Copy the material below exactly as it stands, from its first line up to and including the line with "column-label: Done — [496, 94, 520, 105]".

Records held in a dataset
-- start --

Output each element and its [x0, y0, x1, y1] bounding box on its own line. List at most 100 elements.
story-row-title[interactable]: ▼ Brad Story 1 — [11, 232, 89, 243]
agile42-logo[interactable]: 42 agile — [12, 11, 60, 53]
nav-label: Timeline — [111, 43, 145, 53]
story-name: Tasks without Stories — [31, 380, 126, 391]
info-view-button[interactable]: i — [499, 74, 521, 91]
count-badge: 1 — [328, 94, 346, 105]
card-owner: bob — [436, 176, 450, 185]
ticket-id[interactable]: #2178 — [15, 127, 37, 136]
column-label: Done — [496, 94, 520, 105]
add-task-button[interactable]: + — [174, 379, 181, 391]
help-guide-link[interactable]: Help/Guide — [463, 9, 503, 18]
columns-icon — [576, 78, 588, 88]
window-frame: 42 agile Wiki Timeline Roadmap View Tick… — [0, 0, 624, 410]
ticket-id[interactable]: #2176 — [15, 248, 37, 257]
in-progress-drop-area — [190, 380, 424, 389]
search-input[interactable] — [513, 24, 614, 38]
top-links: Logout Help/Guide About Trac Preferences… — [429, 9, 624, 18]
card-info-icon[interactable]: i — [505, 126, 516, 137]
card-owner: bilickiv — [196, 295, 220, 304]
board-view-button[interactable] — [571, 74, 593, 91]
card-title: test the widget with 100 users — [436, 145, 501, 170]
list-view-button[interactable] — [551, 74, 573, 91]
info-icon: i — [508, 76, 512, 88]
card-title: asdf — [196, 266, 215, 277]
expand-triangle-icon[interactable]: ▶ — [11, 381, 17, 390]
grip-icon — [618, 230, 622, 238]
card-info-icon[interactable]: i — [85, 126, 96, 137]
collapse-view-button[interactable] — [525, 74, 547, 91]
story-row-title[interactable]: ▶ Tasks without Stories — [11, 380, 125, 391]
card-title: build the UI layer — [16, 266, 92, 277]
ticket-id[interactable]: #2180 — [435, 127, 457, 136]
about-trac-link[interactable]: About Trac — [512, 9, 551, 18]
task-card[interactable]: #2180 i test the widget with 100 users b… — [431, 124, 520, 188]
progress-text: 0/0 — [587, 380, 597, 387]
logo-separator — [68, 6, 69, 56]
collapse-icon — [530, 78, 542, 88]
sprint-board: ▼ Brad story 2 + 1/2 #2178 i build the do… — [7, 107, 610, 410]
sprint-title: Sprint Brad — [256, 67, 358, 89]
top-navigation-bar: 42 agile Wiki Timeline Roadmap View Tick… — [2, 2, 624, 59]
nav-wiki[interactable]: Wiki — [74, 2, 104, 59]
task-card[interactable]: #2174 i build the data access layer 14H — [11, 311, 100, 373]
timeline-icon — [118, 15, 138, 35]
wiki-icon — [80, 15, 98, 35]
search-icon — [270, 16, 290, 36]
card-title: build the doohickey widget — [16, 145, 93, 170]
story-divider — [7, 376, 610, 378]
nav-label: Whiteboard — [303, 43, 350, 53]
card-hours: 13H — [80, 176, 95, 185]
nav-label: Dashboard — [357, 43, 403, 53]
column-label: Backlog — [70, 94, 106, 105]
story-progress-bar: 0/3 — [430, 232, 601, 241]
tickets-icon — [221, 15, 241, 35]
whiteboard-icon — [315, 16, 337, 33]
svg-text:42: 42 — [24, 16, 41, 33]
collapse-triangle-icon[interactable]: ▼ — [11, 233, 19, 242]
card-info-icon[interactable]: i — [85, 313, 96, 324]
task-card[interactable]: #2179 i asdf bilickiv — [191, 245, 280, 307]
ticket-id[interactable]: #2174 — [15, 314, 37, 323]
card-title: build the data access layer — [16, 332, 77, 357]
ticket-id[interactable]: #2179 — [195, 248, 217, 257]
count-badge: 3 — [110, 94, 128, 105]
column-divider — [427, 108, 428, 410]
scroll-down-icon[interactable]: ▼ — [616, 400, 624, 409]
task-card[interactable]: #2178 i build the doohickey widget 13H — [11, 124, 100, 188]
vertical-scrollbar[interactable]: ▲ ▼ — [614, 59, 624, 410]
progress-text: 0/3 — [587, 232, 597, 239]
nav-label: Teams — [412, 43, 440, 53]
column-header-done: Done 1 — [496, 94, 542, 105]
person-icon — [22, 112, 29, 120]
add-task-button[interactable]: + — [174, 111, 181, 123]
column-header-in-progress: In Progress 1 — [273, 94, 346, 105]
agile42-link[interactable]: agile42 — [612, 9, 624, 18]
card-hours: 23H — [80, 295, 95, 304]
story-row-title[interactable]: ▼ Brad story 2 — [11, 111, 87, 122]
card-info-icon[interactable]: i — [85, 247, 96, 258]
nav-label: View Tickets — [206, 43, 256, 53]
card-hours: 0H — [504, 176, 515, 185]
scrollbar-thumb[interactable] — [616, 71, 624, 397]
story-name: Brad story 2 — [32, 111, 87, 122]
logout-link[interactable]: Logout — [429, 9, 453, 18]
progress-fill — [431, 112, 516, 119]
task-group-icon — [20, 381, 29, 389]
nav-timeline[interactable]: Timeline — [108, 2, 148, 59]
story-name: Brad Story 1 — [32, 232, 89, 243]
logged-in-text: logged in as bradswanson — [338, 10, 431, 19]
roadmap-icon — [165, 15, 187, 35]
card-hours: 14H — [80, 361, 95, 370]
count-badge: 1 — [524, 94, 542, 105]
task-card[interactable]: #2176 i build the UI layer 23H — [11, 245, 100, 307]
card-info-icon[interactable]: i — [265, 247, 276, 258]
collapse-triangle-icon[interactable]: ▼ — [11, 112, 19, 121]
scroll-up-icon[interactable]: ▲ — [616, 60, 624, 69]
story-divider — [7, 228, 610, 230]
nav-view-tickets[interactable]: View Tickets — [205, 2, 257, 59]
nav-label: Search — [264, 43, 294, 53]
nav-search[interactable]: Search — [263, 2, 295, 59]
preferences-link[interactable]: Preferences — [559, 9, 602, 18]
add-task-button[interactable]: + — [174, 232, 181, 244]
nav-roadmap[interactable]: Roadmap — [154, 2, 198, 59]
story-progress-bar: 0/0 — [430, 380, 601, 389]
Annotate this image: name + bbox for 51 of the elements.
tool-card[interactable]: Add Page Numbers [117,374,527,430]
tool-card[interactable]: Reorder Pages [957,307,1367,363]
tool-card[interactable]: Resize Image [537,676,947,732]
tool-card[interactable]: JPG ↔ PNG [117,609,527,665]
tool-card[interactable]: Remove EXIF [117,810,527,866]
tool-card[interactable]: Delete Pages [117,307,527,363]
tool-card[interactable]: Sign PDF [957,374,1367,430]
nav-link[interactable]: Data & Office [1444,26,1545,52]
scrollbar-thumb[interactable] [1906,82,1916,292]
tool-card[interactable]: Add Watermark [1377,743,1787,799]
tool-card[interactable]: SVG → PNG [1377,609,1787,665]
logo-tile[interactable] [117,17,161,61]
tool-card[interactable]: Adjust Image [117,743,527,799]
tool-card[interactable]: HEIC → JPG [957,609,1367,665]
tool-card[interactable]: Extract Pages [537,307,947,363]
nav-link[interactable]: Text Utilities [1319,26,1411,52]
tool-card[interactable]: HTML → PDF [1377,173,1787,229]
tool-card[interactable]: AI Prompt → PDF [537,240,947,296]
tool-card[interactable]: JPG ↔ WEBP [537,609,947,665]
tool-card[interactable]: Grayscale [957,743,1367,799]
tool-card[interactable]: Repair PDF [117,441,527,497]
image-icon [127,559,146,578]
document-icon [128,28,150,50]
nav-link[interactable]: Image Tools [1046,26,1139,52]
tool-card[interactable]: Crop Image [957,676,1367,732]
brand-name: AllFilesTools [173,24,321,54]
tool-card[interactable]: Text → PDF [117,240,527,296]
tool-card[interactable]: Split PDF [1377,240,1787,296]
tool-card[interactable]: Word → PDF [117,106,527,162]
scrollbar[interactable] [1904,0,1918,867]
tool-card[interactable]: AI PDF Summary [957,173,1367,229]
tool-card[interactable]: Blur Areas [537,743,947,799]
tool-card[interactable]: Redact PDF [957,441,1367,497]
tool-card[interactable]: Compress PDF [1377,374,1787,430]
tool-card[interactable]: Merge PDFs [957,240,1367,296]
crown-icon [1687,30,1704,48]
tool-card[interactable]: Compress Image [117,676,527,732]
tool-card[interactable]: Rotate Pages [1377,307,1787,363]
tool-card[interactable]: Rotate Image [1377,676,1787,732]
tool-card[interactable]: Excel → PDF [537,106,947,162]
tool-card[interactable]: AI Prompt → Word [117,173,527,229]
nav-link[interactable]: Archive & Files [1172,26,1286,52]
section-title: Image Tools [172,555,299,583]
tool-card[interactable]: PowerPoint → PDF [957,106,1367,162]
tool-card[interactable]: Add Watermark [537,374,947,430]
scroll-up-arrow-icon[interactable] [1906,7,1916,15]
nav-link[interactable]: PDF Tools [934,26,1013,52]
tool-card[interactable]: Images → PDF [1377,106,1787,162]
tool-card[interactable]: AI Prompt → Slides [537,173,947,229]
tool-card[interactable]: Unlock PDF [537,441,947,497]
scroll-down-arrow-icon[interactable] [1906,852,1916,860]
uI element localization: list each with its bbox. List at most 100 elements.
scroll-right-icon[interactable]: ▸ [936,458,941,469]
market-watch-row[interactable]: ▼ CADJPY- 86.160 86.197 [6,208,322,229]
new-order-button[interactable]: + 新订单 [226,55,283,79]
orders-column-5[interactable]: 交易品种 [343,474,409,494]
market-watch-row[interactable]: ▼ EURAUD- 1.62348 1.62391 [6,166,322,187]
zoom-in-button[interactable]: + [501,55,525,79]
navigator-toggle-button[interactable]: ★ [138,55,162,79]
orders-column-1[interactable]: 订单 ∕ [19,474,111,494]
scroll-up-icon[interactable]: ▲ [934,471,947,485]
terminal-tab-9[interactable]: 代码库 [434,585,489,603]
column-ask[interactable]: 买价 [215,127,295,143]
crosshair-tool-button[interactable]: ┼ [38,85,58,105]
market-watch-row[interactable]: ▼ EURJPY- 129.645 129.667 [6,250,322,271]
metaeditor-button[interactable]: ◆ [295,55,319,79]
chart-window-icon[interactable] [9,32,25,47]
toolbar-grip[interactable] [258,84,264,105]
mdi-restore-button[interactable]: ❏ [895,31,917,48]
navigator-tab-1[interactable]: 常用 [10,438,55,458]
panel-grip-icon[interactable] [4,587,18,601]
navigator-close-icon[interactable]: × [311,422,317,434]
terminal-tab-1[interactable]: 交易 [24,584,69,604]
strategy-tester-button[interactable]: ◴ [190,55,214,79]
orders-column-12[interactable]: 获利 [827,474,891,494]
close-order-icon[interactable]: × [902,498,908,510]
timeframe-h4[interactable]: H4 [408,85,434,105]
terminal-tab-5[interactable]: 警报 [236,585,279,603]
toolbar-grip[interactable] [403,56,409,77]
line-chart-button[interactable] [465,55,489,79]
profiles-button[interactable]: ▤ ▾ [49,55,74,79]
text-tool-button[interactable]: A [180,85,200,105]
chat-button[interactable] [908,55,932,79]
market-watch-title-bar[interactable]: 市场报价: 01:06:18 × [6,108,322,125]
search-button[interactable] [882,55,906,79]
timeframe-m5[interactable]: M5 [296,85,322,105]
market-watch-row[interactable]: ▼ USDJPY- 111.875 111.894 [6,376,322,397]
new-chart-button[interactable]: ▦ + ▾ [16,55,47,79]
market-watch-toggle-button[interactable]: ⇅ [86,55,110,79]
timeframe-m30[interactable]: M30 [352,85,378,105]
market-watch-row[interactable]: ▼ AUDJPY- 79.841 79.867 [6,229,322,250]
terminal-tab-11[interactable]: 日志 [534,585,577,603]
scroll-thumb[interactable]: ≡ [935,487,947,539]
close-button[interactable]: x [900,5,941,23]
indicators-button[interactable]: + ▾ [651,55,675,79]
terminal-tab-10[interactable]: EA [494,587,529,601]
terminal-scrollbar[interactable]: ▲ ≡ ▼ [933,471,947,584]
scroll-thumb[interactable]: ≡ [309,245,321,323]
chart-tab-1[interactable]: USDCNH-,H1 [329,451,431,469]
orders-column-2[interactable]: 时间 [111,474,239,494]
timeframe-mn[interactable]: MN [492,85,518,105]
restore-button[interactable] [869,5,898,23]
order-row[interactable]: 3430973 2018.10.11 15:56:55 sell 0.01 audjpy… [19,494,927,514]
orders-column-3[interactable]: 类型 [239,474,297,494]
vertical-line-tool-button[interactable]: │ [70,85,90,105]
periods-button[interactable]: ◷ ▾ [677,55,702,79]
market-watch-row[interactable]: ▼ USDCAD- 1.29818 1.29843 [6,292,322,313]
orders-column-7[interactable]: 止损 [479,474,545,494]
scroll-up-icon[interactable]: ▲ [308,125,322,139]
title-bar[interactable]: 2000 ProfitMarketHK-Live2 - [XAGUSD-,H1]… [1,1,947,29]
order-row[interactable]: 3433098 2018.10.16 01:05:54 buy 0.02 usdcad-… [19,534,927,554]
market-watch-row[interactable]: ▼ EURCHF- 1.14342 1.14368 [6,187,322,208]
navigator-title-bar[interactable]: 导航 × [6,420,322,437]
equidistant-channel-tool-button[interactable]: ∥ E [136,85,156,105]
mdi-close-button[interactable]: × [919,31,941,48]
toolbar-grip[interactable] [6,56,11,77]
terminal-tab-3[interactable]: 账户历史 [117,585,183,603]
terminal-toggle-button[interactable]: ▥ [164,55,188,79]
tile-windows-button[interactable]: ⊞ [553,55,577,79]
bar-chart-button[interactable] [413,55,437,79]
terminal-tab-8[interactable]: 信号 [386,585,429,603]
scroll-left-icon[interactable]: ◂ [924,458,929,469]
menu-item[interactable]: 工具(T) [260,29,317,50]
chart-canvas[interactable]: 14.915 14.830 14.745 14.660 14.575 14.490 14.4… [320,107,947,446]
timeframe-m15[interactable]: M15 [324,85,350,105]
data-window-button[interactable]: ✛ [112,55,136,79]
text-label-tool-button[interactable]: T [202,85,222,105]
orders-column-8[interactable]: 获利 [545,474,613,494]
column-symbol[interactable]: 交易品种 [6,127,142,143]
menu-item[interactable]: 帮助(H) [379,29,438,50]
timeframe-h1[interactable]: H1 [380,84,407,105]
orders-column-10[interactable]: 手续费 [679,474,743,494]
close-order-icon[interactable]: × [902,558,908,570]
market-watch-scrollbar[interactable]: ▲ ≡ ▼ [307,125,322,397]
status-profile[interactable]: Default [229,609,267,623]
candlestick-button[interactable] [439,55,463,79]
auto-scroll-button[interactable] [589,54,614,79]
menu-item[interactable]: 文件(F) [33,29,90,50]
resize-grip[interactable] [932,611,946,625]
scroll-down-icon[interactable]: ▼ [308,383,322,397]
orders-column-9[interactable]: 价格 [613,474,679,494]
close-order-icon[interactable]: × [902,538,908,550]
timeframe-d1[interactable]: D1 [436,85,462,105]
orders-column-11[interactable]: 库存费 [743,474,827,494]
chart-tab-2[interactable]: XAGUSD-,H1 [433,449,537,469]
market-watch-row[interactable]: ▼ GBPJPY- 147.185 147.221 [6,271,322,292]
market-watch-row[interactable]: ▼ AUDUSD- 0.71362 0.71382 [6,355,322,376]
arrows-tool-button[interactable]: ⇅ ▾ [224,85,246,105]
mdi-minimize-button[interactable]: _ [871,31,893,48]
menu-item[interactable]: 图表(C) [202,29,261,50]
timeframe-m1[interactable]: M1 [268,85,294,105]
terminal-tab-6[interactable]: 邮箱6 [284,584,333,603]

-- end --

# TASK OUTPUT:
Output each element and its [x0, y0, x1, y1] bounding box on its own line. List at most 100 elements.
story-row-title[interactable]: ▼ Brad Story 1 — [11, 232, 89, 243]
agile42-logo[interactable]: 42 agile — [12, 11, 60, 53]
nav-label: Timeline — [111, 43, 145, 53]
story-name: Tasks without Stories — [31, 380, 126, 391]
info-view-button[interactable]: i — [499, 74, 521, 91]
count-badge: 1 — [328, 94, 346, 105]
card-owner: bob — [436, 176, 450, 185]
ticket-id[interactable]: #2178 — [15, 127, 37, 136]
column-label: Done — [496, 94, 520, 105]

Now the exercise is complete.